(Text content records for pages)

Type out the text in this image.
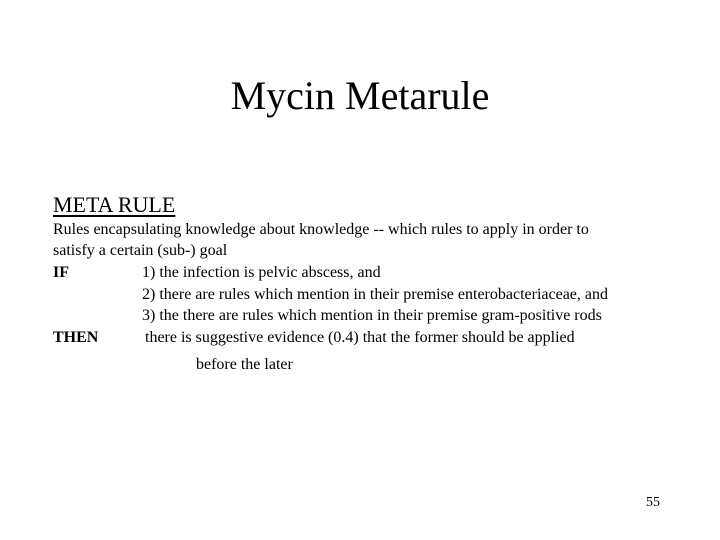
Mycin Metarule
META RULE
Rules encapsulating knowledge about knowledge -- which rules to apply in order to
satisfy a certain (sub-) goal
IF	1) the infection is pelvic abscess, and
2) there are rules which mention in their premise enterobacteriaceae, and
3) the there are rules which mention in their premise gram-positive rods
THEN	there is suggestive evidence (0.4) that the former should be applied
before the later
55
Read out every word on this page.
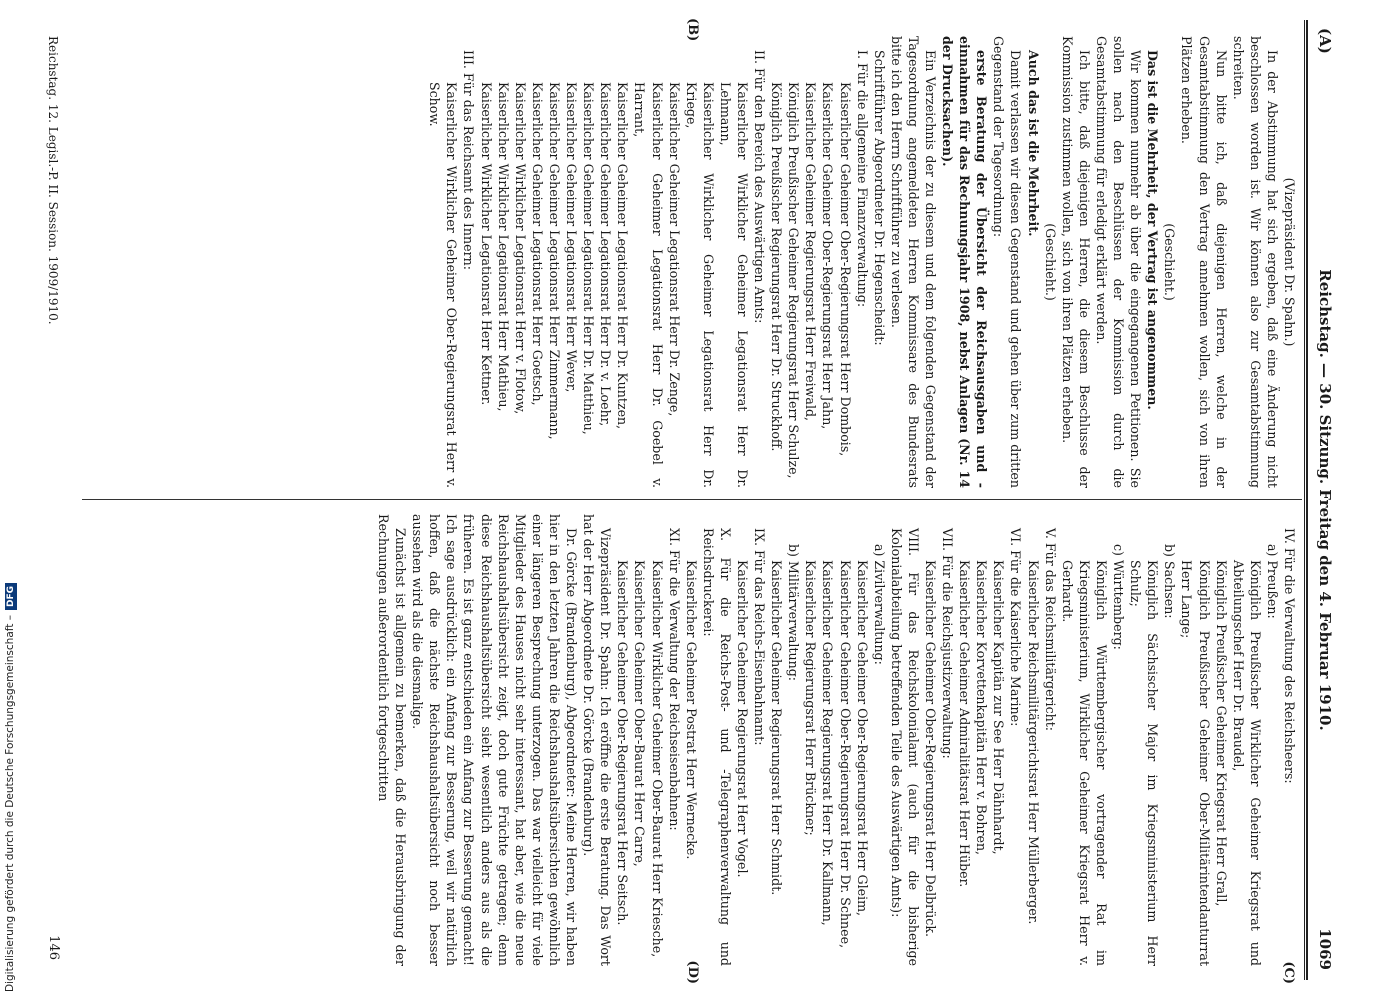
(A)
Reichstag. — 30. Sitzung. Freitag den 4. Februar 1910.
1069
(C)
(B)
(D)

(Vizepräsident Dr. Spahn.)

In der Abstimmung hat sich ergeben, daß eine Änderung nicht beschlossen worden ist. Wir können also zur Gesamtabstimmung schreiten.

Nun bitte ich, daß diejenigen Herren, welche in der Gesamtabstimmung den Vertrag annehmen wollen, sich von ihren Plätzen erheben.

(Geschieht.)

Das ist die Mehrheit, der Vertrag ist angenommen.

Wir kommen nunmehr ab über die eingegangenen Petitionen. Sie sollen nach den Beschlüssen der Kommission durch die Gesamtabstimmung für erledigt erklärt werden.

Ich bitte, daß diejenigen Herren, die diesem Beschlusse der Kommission zustimmen wollen, sich von ihren Plätzen erheben.

(Geschieht.)

Auch das ist die Mehrheit.

Damit verlassen wir diesen Gegenstand und gehen über zum dritten Gegenstand der Tagesordnung:

erste Beratung der Übersicht der Reichsausgaben und -einnahmen für das Rechnungsjahr 1908, nebst Anlagen (Nr. 14 der Drucksachen).

Ein Verzeichnis der zu diesem und dem folgenden Gegenstand der Tagesordnung angemeldeten Herren Kommissare des Bundesrats bitte ich den Herrn Schriftführer zu verlesen.

Schriftführer Abgeordneter Dr. Hegenscheidt:

I. Für die allgemeine Finanzverwaltung:

Kaiserlicher Geheimer Ober-Regierungsrat Herr Dombois,

Kaiserlicher Geheimer Ober-Regierungsrat Herr Jahn,

Kaiserlicher Geheimer Regierungsrat Herr Freiwald,

Königlich Preußischer Geheimer Regierungsrat Herr Schulze,

Königlich Preußischer Regierungsrat Herr Dr. Struckhoff.

II. Für den Bereich des Auswärtigen Amts:

Kaiserlicher Wirklicher Geheimer Legationsrat Herr Dr. Lehmann,

Kaiserlicher Wirklicher Geheimer Legationsrat Herr Dr. Kriege,

Kaiserlicher Geheimer Legationsrat Herr Dr. Zenge,

Kaiserlicher Geheimer Legationsrat Herr Dr. Goebel v. Harrant,

Kaiserlicher Geheimer Legationsrat Herr Dr. Kuntzen,

Kaiserlicher Geheimer Legationsrat Herr Dr. v. Loehr,

Kaiserlicher Geheimer Legationsrat Herr Dr. Matthieu,

Kaiserlicher Geheimer Legationsrat Herr Wever,

Kaiserlicher Geheimer Legationsrat Herr Zimmermann,

Kaiserlicher Geheimer Legationsrat Herr Goetsch,

Kaiserlicher Wirklicher Legationsrat Herr v. Flotow,

Kaiserlicher Wirklicher Legationsrat Herr Mathieu,

Kaiserlicher Wirklicher Legationsrat Herr Kettner.

III. Für das Reichsamt des Innern:

Kaiserlicher Wirklicher Geheimer Ober-Regierungsrat Herr v. Schow.

IV. Für die Verwaltung des Reichsheers:

a) Preußen:

Königlich Preußischer Wirklicher Geheimer Kriegsrat und Abteilungschef Herr Dr. Braudel,

Königlich Preußischer Geheimer Kriegsrat Herr Grall,

Königlich Preußischer Geheimer Ober-Militärintendanturrat Herr Lange;

b) Sachsen:

Königlich Sächsischer Major im Kriegsministerium Herr Schulz;

c) Württemberg:

Königlich Württembergischer vortragender Rat im Kriegsministerium, Wirklicher Geheimer Kriegsrat Herr v. Gerhardt.

V. Für das Reichsmilitärgericht:

Kaiserlicher Reichsmilitärgerichtsrat Herr Müllerberger.

VI. Für die Kaiserliche Marine:

Kaiserlicher Kapitän zur See Herr Dähnhardt,

Kaiserlicher Korvettenkapitän Herr v. Bohren,

Kaiserlicher Geheimer Admiralitätsrat Herr Hüber.

VII. Für die Reichsjustizverwaltung:

Kaiserlicher Geheimer Ober-Regierungsrat Herr Delbrück.

VIII. Für das Reichskolonialamt (auch für die bisherige Kolonialabteilung betreffenden Teile des Auswärtigen Amts):

a) Zivilverwaltung:

Kaiserlicher Geheimer Ober-Regierungsrat Herr Gleim,

Kaiserlicher Geheimer Ober-Regierungsrat Herr Dr. Schnee,

Kaiserlicher Geheimer Regierungsrat Herr Dr. Kallmann,

Kaiserlicher Regierungsrat Herr Brückner;

b) Militärverwaltung:

Kaiserlicher Geheimer Regierungsrat Herr Schmidt.

IX. Für das Reichs-Eisenbahnamt:

Kaiserlicher Geheimer Regierungsrat Herr Vogel.

X. Für die Reichs-Post- und -Telegraphenverwaltung und Reichsdruckerei:

Kaiserlicher Geheimer Postrat Herr Wernecke.

XI. Für die Verwaltung der Reichseisenbahnen:

Kaiserlicher Wirklicher Geheimer Ober-Baurat Herr Kriesche,

Kaiserlicher Geheimer Ober-Baurat Herr Carre,

Kaiserlicher Geheimer Ober-Regierungsrat Herr Seitsch.

Vizepräsident Dr. Spahn: Ich eröffne die erste Beratung. Das Wort hat der Herr Abgeordnete Dr. Görcke (Brandenburg).

Dr. Görcke (Brandenburg), Abgeordneter: Meine Herren, wir haben hier in den letzten Jahren die Reichshaushaltsübersichten gewöhnlich einer längeren Besprechung unterzogen. Das war vielleicht für viele Mitglieder des Hauses nicht sehr interessant, hat aber, wie die neue Reichshaushaltsübersicht zeigt, doch gute Früchte getragen; denn diese Reichshaushaltsübersicht sieht wesentlich anders aus als die früheren. Es ist ganz entschieden ein Anfang zur Besserung gemacht! Ich sage ausdrücklich: ein Anfang zur Besserung, weil wir natürlich hoffen, daß die nächste Reichshaushaltsübersicht noch besser aussehen wird als die diesmalige.

Zunächst ist allgemein zu bemerken, daß die Herausbringung der Rechnungen außerordentlich fortgeschritten

Reichstag. 12. Legisl.-P. II. Session. 1909/1910.
146
Digitalisierung gefördert durch die Deutsche Forschungsgemeinschaft –DFG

> **Your assignment**: When you give the entries again, keep them exact and omit any picture they contain.

> **Answer to this task**:
Type out the text in this image.
Mycin Metarule
META RULE
Rules encapsulating knowledge about knowledge -- which rules to apply in order to
satisfy a certain (sub-) goal
IF	1) the infection is pelvic abscess, and
2) there are rules which mention in their premise enterobacteriaceae, and
3) the there are rules which mention in their premise gram-positive rods
THEN	there is suggestive evidence (0.4) that the former should be applied
before the later
55
Read out every word on this page.
(A)
Reichstag. — 30. Sitzung. Freitag den 4. Februar 1910.
1069
(C)
(B)
(D)

(Vizepräsident Dr. Spahn.)

In der Abstimmung hat sich ergeben, daß eine Änderung nicht beschlossen worden ist. Wir können also zur Gesamtabstimmung schreiten.

Nun bitte ich, daß diejenigen Herren, welche in der Gesamtabstimmung den Vertrag annehmen wollen, sich von ihren Plätzen erheben.

(Geschieht.)

Das ist die Mehrheit, der Vertrag ist angenommen.

Wir kommen nunmehr ab über die eingegangenen Petitionen. Sie sollen nach den Beschlüssen der Kommission durch die Gesamtabstimmung für erledigt erklärt werden.

Ich bitte, daß diejenigen Herren, die diesem Beschlusse der Kommission zustimmen wollen, sich von ihren Plätzen erheben.

(Geschieht.)

Auch das ist die Mehrheit.

Damit verlassen wir diesen Gegenstand und gehen über zum dritten Gegenstand der Tagesordnung:

erste Beratung der Übersicht der Reichsausgaben und -einnahmen für das Rechnungsjahr 1908, nebst Anlagen (Nr. 14 der Drucksachen).

Ein Verzeichnis der zu diesem und dem folgenden Gegenstand der Tagesordnung angemeldeten Herren Kommissare des Bundesrats bitte ich den Herrn Schriftführer zu verlesen.

Schriftführer Abgeordneter Dr. Hegenscheidt:

I. Für die allgemeine Finanzverwaltung:

Kaiserlicher Geheimer Ober-Regierungsrat Herr Dombois,

Kaiserlicher Geheimer Ober-Regierungsrat Herr Jahn,

Kaiserlicher Geheimer Regierungsrat Herr Freiwald,

Königlich Preußischer Geheimer Regierungsrat Herr Schulze,

Königlich Preußischer Regierungsrat Herr Dr. Struckhoff.

II. Für den Bereich des Auswärtigen Amts:

Kaiserlicher Wirklicher Geheimer Legationsrat Herr Dr. Lehmann,

Kaiserlicher Wirklicher Geheimer Legationsrat Herr Dr. Kriege,

Kaiserlicher Geheimer Legationsrat Herr Dr. Zenge,

Kaiserlicher Geheimer Legationsrat Herr Dr. Goebel v. Harrant,

Kaiserlicher Geheimer Legationsrat Herr Dr. Kuntzen,

Kaiserlicher Geheimer Legationsrat Herr Dr. v. Loehr,

Kaiserlicher Geheimer Legationsrat Herr Dr. Matthieu,

Kaiserlicher Geheimer Legationsrat Herr Wever,

Kaiserlicher Geheimer Legationsrat Herr Zimmermann,

Kaiserlicher Geheimer Legationsrat Herr Goetsch,

Kaiserlicher Wirklicher Legationsrat Herr v. Flotow,

Kaiserlicher Wirklicher Legationsrat Herr Mathieu,

Kaiserlicher Wirklicher Legationsrat Herr Kettner.

III. Für das Reichsamt des Innern:

Kaiserlicher Wirklicher Geheimer Ober-Regierungsrat Herr v. Schow.

IV. Für die Verwaltung des Reichsheers:

a) Preußen:

Königlich Preußischer Wirklicher Geheimer Kriegsrat und Abteilungschef Herr Dr. Braudel,

Königlich Preußischer Geheimer Kriegsrat Herr Grall,

Königlich Preußischer Geheimer Ober-Militärintendanturrat Herr Lange;

b) Sachsen:

Königlich Sächsischer Major im Kriegsministerium Herr Schulz;

c) Württemberg:

Königlich Württembergischer vortragender Rat im Kriegsministerium, Wirklicher Geheimer Kriegsrat Herr v. Gerhardt.

V. Für das Reichsmilitärgericht:

Kaiserlicher Reichsmilitärgerichtsrat Herr Müllerberger.

VI. Für die Kaiserliche Marine:

Kaiserlicher Kapitän zur See Herr Dähnhardt,

Kaiserlicher Korvettenkapitän Herr v. Bohren,

Kaiserlicher Geheimer Admiralitätsrat Herr Hüber.

VII. Für die Reichsjustizverwaltung:

Kaiserlicher Geheimer Ober-Regierungsrat Herr Delbrück.

VIII. Für das Reichskolonialamt (auch für die bisherige Kolonialabteilung betreffenden Teile des Auswärtigen Amts):

a) Zivilverwaltung:

Kaiserlicher Geheimer Ober-Regierungsrat Herr Gleim,

Kaiserlicher Geheimer Ober-Regierungsrat Herr Dr. Schnee,

Kaiserlicher Geheimer Regierungsrat Herr Dr. Kallmann,

Kaiserlicher Regierungsrat Herr Brückner;

b) Militärverwaltung:

Kaiserlicher Geheimer Regierungsrat Herr Schmidt.

IX. Für das Reichs-Eisenbahnamt:

Kaiserlicher Geheimer Regierungsrat Herr Vogel.

X. Für die Reichs-Post- und -Telegraphenverwaltung und Reichsdruckerei:

Kaiserlicher Geheimer Postrat Herr Wernecke.

XI. Für die Verwaltung der Reichseisenbahnen:

Kaiserlicher Wirklicher Geheimer Ober-Baurat Herr Kriesche,

Kaiserlicher Geheimer Ober-Baurat Herr Carre,

Kaiserlicher Geheimer Ober-Regierungsrat Herr Seitsch.

Vizepräsident Dr. Spahn: Ich eröffne die erste Beratung. Das Wort hat der Herr Abgeordnete Dr. Görcke (Brandenburg).

Dr. Görcke (Brandenburg), Abgeordneter: Meine Herren, wir haben hier in den letzten Jahren die Reichshaushaltsübersichten gewöhnlich einer längeren Besprechung unterzogen. Das war vielleicht für viele Mitglieder des Hauses nicht sehr interessant, hat aber, wie die neue Reichshaushaltsübersicht zeigt, doch gute Früchte getragen; denn diese Reichshaushaltsübersicht sieht wesentlich anders aus als die früheren. Es ist ganz entschieden ein Anfang zur Besserung gemacht! Ich sage ausdrücklich: ein Anfang zur Besserung, weil wir natürlich hoffen, daß die nächste Reichshaushaltsübersicht noch besser aussehen wird als die diesmalige.

Zunächst ist allgemein zu bemerken, daß die Herausbringung der Rechnungen außerordentlich fortgeschritten

Reichstag. 12. Legisl.-P. II. Session. 1909/1910.
146
Digitalisierung gefördert durch die Deutsche Forschungsgemeinschaft –DFG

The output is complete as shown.